=== MATERIAL FOR THIS EXERCISE ===
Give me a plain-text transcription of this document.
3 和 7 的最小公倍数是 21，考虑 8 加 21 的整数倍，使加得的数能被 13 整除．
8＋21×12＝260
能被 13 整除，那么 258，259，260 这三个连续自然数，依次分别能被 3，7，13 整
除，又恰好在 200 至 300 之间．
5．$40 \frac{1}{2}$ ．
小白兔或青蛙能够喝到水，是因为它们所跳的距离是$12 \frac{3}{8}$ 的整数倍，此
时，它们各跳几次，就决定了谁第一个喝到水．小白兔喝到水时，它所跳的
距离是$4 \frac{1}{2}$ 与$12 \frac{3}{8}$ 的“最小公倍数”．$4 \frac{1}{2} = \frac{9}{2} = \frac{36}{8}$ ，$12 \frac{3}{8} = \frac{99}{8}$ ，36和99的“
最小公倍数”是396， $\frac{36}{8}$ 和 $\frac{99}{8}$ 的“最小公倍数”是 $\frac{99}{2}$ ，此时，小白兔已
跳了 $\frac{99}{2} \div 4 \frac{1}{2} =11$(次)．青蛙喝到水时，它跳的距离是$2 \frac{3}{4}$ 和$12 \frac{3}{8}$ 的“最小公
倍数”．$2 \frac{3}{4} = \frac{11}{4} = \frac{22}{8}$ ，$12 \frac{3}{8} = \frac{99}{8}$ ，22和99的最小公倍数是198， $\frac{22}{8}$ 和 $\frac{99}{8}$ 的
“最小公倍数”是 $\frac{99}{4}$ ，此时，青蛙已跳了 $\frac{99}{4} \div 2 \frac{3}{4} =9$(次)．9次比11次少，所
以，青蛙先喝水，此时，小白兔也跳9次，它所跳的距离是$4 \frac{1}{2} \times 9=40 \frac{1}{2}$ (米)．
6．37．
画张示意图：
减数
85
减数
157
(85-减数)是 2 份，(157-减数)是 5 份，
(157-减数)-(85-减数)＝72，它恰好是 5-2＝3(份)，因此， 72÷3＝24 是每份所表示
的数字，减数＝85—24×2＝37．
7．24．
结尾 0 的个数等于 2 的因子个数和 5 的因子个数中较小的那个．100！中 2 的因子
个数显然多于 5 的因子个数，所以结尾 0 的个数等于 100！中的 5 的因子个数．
===
**TASK INSTRUCTIONS:** Recopy the whole listing exactly.

**CORRECT ANSWER:**
Give me a plain-text transcription of this document.
3 和 7 的最小公倍数是 21，考虑 8 加 21 的整数倍，使加得的数能被 13 整除．
8＋21×12＝260
能被 13 整除，那么 258，259，260 这三个连续自然数，依次分别能被 3，7，13 整
除，又恰好在 200 至 300 之间．
5．$40 \frac{1}{2}$ ．
小白兔或青蛙能够喝到水，是因为它们所跳的距离是$12 \frac{3}{8}$ 的整数倍，此
时，它们各跳几次，就决定了谁第一个喝到水．小白兔喝到水时，它所跳的
距离是$4 \frac{1}{2}$ 与$12 \frac{3}{8}$ 的“最小公倍数”．$4 \frac{1}{2} = \frac{9}{2} = \frac{36}{8}$ ，$12 \frac{3}{8} = \frac{99}{8}$ ，36和99的“
最小公倍数”是396， $\frac{36}{8}$ 和 $\frac{99}{8}$ 的“最小公倍数”是 $\frac{99}{2}$ ，此时，小白兔已
跳了 $\frac{99}{2} \div 4 \frac{1}{2} =11$(次)．青蛙喝到水时，它跳的距离是$2 \frac{3}{4}$ 和$12 \frac{3}{8}$ 的“最小公
倍数”．$2 \frac{3}{4} = \frac{11}{4} = \frac{22}{8}$ ，$12 \frac{3}{8} = \frac{99}{8}$ ，22和99的最小公倍数是198， $\frac{22}{8}$ 和 $\frac{99}{8}$ 的
“最小公倍数”是 $\frac{99}{4}$ ，此时，青蛙已跳了 $\frac{99}{4} \div 2 \frac{3}{4} =9$(次)．9次比11次少，所
以，青蛙先喝水，此时，小白兔也跳9次，它所跳的距离是$4 \frac{1}{2} \times 9=40 \frac{1}{2}$ (米)．
6．37．
画张示意图：
减数
85
减数
157
(85-减数)是 2 份，(157-减数)是 5 份，
(157-减数)-(85-减数)＝72，它恰好是 5-2＝3(份)，因此， 72÷3＝24 是每份所表示
的数字，减数＝85—24×2＝37．
7．24．
结尾 0 的个数等于 2 的因子个数和 5 的因子个数中较小的那个．100！中 2 的因子
个数显然多于 5 的因子个数，所以结尾 0 的个数等于 100！中的 5 的因子个数．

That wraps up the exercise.